Data items
--------

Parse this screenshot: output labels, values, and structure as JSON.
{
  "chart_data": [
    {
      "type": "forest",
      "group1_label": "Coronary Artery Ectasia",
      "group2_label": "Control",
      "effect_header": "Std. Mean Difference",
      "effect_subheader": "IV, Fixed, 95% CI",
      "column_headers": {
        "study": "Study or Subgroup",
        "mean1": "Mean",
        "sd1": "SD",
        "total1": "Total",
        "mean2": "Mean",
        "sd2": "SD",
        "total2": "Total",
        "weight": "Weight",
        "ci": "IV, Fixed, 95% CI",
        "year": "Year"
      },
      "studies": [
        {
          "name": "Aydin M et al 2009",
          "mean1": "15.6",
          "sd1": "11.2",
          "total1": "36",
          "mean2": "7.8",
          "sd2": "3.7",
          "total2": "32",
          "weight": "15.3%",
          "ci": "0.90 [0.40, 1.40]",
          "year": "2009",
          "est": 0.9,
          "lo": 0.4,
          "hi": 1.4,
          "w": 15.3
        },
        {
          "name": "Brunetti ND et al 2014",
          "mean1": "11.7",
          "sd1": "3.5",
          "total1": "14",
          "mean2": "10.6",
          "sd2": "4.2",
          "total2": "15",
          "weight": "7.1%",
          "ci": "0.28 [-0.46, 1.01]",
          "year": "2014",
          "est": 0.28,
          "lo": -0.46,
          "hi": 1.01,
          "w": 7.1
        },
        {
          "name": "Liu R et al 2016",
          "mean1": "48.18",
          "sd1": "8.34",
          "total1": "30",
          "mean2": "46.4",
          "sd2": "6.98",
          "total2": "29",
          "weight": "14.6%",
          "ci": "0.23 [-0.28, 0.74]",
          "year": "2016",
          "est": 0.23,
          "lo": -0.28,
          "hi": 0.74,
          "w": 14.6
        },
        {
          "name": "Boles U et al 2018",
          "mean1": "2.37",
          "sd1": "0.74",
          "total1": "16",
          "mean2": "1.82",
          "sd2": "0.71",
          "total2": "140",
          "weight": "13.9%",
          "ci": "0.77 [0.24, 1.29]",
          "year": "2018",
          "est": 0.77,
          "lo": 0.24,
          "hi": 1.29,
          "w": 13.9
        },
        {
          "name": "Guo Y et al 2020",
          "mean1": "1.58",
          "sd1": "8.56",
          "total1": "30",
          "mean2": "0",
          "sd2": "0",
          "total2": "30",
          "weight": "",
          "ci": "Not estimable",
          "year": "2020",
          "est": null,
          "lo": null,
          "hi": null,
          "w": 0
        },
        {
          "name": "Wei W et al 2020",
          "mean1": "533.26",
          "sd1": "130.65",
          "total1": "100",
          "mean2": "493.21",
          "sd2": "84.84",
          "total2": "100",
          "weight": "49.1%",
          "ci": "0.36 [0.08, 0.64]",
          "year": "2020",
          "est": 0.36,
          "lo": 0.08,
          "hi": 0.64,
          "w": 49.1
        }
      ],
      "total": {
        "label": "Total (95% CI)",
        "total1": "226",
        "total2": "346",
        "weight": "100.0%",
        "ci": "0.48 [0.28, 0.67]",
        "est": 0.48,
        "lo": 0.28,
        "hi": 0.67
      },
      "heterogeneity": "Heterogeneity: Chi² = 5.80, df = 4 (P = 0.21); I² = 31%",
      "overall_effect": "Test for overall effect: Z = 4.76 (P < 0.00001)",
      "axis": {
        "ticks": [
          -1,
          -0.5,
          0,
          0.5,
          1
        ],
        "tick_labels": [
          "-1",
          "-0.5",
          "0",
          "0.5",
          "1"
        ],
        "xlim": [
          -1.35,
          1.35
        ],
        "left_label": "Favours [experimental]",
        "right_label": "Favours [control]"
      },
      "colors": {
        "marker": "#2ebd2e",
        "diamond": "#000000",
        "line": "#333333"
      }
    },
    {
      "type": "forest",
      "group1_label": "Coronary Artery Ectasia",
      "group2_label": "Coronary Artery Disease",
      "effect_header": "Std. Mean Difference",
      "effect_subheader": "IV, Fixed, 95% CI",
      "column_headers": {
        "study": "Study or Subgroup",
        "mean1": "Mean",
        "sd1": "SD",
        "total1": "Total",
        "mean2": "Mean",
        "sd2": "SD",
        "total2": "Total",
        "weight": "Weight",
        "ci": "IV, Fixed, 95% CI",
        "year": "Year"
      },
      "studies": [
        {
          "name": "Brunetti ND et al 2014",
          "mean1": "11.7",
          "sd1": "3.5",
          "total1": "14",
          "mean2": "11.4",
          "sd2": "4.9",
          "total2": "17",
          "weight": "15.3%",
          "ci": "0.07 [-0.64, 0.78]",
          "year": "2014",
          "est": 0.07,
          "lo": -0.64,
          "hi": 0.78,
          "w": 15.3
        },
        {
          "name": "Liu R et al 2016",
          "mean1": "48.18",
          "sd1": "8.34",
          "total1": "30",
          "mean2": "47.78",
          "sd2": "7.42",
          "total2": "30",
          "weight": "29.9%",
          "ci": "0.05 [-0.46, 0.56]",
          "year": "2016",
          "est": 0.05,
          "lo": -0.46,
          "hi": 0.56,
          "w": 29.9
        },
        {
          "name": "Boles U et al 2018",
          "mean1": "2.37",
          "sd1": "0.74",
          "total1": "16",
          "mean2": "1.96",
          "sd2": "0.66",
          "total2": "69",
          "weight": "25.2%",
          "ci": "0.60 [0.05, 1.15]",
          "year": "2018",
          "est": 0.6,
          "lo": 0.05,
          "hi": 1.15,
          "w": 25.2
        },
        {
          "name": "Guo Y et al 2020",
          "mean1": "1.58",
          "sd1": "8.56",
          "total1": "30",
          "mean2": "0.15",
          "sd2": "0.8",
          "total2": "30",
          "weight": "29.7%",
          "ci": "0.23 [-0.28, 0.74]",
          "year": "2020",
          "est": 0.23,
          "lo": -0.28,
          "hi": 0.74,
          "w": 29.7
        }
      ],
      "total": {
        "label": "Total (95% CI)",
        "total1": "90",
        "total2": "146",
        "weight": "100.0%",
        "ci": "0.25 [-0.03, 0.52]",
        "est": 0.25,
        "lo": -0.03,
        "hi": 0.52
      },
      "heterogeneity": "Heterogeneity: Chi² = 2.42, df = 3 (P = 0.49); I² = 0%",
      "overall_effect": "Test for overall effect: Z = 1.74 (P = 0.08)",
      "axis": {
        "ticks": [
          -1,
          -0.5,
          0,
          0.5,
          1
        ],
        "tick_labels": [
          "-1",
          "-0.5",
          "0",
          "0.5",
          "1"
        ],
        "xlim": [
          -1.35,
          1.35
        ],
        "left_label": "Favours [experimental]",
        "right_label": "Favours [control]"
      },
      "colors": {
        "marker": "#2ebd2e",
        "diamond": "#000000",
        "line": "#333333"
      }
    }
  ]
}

--------

Task brief
Using the listing above, locate the lines that hold "Heterogeneity" and copy each one.

Finished exercise
      "heterogeneity": "Heterogeneity: Chi² = 5.80, df = 4 (P = 0.21); I² = 31%",
      "heterogeneity": "Heterogeneity: Chi² = 2.42, df = 3 (P = 0.49); I² = 0%",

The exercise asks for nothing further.